» **YOUR INSTRUCTIONS**: Copy each entry as it stands, leaving nothing out.

» **DATA**:

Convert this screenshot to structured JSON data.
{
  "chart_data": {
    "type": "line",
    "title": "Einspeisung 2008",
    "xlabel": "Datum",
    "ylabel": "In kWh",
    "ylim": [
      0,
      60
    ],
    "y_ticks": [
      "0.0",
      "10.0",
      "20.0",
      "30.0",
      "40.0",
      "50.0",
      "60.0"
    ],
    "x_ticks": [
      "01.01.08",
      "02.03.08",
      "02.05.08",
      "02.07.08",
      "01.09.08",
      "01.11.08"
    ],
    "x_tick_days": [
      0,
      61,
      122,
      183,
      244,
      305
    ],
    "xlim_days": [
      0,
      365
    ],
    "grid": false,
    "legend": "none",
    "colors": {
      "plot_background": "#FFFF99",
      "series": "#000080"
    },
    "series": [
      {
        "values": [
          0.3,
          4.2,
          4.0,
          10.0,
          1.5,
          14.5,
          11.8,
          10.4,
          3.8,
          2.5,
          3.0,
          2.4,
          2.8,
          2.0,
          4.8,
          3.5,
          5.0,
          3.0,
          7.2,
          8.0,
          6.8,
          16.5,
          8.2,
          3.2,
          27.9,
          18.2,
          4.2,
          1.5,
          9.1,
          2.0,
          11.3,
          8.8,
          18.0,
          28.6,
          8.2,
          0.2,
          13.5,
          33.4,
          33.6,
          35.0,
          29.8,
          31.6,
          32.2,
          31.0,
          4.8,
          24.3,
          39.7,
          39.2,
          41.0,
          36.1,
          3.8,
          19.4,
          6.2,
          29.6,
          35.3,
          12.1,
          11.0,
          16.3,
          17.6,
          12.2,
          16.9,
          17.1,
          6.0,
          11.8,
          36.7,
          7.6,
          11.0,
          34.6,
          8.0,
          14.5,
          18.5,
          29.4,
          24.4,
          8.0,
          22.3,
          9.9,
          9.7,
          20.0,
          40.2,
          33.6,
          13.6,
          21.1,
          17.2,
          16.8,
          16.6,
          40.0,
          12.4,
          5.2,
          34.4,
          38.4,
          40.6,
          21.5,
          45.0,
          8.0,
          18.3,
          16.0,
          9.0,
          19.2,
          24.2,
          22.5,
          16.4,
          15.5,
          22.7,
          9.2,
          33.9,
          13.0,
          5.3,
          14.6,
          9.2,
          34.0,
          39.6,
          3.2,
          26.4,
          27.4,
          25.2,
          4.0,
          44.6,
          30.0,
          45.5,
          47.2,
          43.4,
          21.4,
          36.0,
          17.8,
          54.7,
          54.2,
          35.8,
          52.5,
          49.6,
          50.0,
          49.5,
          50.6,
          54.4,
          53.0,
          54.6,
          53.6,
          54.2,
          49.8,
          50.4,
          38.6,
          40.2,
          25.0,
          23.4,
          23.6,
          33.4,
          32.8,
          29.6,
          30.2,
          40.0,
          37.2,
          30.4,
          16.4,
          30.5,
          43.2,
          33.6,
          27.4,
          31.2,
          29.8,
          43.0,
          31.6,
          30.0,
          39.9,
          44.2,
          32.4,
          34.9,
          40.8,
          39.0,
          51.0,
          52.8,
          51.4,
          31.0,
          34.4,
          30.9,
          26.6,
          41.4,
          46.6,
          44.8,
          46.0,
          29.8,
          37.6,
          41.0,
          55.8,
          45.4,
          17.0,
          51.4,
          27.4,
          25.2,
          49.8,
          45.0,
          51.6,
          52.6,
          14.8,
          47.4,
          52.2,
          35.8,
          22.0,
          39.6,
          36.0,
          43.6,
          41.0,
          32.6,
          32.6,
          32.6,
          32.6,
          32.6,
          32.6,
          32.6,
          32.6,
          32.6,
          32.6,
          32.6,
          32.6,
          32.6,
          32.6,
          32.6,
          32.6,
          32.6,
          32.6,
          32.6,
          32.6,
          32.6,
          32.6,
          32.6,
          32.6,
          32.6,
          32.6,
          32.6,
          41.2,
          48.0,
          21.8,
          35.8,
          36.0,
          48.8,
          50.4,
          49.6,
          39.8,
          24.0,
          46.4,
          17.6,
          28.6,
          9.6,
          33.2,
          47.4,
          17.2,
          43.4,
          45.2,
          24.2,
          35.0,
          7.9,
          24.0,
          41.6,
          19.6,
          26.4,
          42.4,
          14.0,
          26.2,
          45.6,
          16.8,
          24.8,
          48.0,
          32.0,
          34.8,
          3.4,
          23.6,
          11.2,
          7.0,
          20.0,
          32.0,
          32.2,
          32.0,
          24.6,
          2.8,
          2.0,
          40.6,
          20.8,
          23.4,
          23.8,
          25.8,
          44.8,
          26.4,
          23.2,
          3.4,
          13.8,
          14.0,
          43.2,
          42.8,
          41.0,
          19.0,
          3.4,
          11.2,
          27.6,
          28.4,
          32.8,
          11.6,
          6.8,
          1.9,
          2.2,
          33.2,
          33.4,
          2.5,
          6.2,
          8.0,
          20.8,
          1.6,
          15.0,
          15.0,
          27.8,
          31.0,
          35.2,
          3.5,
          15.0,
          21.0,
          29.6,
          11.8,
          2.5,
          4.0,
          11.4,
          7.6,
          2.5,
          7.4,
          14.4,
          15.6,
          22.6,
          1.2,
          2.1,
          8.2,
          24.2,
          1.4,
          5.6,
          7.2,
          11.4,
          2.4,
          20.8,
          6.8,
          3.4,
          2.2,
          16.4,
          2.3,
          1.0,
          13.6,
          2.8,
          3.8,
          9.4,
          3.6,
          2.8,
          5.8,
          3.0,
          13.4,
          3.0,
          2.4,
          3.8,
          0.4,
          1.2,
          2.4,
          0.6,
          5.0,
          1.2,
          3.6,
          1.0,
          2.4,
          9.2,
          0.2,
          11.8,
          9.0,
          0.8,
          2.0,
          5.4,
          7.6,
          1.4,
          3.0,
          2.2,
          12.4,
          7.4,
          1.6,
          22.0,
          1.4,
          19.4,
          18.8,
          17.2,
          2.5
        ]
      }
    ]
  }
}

» **SOLUTION TO THIS TASK**:
Convert this screenshot to structured JSON data.
{
  "chart_data": {
    "type": "line",
    "title": "Einspeisung 2008",
    "xlabel": "Datum",
    "ylabel": "In kWh",
    "ylim": [
      0,
      60
    ],
    "y_ticks": [
      "0.0",
      "10.0",
      "20.0",
      "30.0",
      "40.0",
      "50.0",
      "60.0"
    ],
    "x_ticks": [
      "01.01.08",
      "02.03.08",
      "02.05.08",
      "02.07.08",
      "01.09.08",
      "01.11.08"
    ],
    "x_tick_days": [
      0,
      61,
      122,
      183,
      244,
      305
    ],
    "xlim_days": [
      0,
      365
    ],
    "grid": false,
    "legend": "none",
    "colors": {
      "plot_background": "#FFFF99",
      "series": "#000080"
    },
    "series": [
      {
        "values": [
          0.3,
          4.2,
          4.0,
          10.0,
          1.5,
          14.5,
          11.8,
          10.4,
          3.8,
          2.5,
          3.0,
          2.4,
          2.8,
          2.0,
          4.8,
          3.5,
          5.0,
          3.0,
          7.2,
          8.0,
          6.8,
          16.5,
          8.2,
          3.2,
          27.9,
          18.2,
          4.2,
          1.5,
          9.1,
          2.0,
          11.3,
          8.8,
          18.0,
          28.6,
          8.2,
          0.2,
          13.5,
          33.4,
          33.6,
          35.0,
          29.8,
          31.6,
          32.2,
          31.0,
          4.8,
          24.3,
          39.7,
          39.2,
          41.0,
          36.1,
          3.8,
          19.4,
          6.2,
          29.6,
          35.3,
          12.1,
          11.0,
          16.3,
          17.6,
          12.2,
          16.9,
          17.1,
          6.0,
          11.8,
          36.7,
          7.6,
          11.0,
          34.6,
          8.0,
          14.5,
          18.5,
          29.4,
          24.4,
          8.0,
          22.3,
          9.9,
          9.7,
          20.0,
          40.2,
          33.6,
          13.6,
          21.1,
          17.2,
          16.8,
          16.6,
          40.0,
          12.4,
          5.2,
          34.4,
          38.4,
          40.6,
          21.5,
          45.0,
          8.0,
          18.3,
          16.0,
          9.0,
          19.2,
          24.2,
          22.5,
          16.4,
          15.5,
          22.7,
          9.2,
          33.9,
          13.0,
          5.3,
          14.6,
          9.2,
          34.0,
          39.6,
          3.2,
          26.4,
          27.4,
          25.2,
          4.0,
          44.6,
          30.0,
          45.5,
          47.2,
          43.4,
          21.4,
          36.0,
          17.8,
          54.7,
          54.2,
          35.8,
          52.5,
          49.6,
          50.0,
          49.5,
          50.6,
          54.4,
          53.0,
          54.6,
          53.6,
          54.2,
          49.8,
          50.4,
          38.6,
          40.2,
          25.0,
          23.4,
          23.6,
          33.4,
          32.8,
          29.6,
          30.2,
          40.0,
          37.2,
          30.4,
          16.4,
          30.5,
          43.2,
          33.6,
          27.4,
          31.2,
          29.8,
          43.0,
          31.6,
          30.0,
          39.9,
          44.2,
          32.4,
          34.9,
          40.8,
          39.0,
          51.0,
          52.8,
          51.4,
          31.0,
          34.4,
          30.9,
          26.6,
          41.4,
          46.6,
          44.8,
          46.0,
          29.8,
          37.6,
          41.0,
          55.8,
          45.4,
          17.0,
          51.4,
          27.4,
          25.2,
          49.8,
          45.0,
          51.6,
          52.6,
          14.8,
          47.4,
          52.2,
          35.8,
          22.0,
          39.6,
          36.0,
          43.6,
          41.0,
          32.6,
          32.6,
          32.6,
          32.6,
          32.6,
          32.6,
          32.6,
          32.6,
          32.6,
          32.6,
          32.6,
          32.6,
          32.6,
          32.6,
          32.6,
          32.6,
          32.6,
          32.6,
          32.6,
          32.6,
          32.6,
          32.6,
          32.6,
          32.6,
          32.6,
          32.6,
          32.6,
          41.2,
          48.0,
          21.8,
          35.8,
          36.0,
          48.8,
          50.4,
          49.6,
          39.8,
          24.0,
          46.4,
          17.6,
          28.6,
          9.6,
          33.2,
          47.4,
          17.2,
          43.4,
          45.2,
          24.2,
          35.0,
          7.9,
          24.0,
          41.6,
          19.6,
          26.4,
          42.4,
          14.0,
          26.2,
          45.6,
          16.8,
          24.8,
          48.0,
          32.0,
          34.8,
          3.4,
          23.6,
          11.2,
          7.0,
          20.0,
          32.0,
          32.2,
          32.0,
          24.6,
          2.8,
          2.0,
          40.6,
          20.8,
          23.4,
          23.8,
          25.8,
          44.8,
          26.4,
          23.2,
          3.4,
          13.8,
          14.0,
          43.2,
          42.8,
          41.0,
          19.0,
          3.4,
          11.2,
          27.6,
          28.4,
          32.8,
          11.6,
          6.8,
          1.9,
          2.2,
          33.2,
          33.4,
          2.5,
          6.2,
          8.0,
          20.8,
          1.6,
          15.0,
          15.0,
          27.8,
          31.0,
          35.2,
          3.5,
          15.0,
          21.0,
          29.6,
          11.8,
          2.5,
          4.0,
          11.4,
          7.6,
          2.5,
          7.4,
          14.4,
          15.6,
          22.6,
          1.2,
          2.1,
          8.2,
          24.2,
          1.4,
          5.6,
          7.2,
          11.4,
          2.4,
          20.8,
          6.8,
          3.4,
          2.2,
          16.4,
          2.3,
          1.0,
          13.6,
          2.8,
          3.8,
          9.4,
          3.6,
          2.8,
          5.8,
          3.0,
          13.4,
          3.0,
          2.4,
          3.8,
          0.4,
          1.2,
          2.4,
          0.6,
          5.0,
          1.2,
          3.6,
          1.0,
          2.4,
          9.2,
          0.2,
          11.8,
          9.0,
          0.8,
          2.0,
          5.4,
          7.6,
          1.4,
          3.0,
          2.2,
          12.4,
          7.4,
          1.6,
          22.0,
          1.4,
          19.4,
          18.8,
          17.2,
          2.5
        ]
      }
    ]
  }
}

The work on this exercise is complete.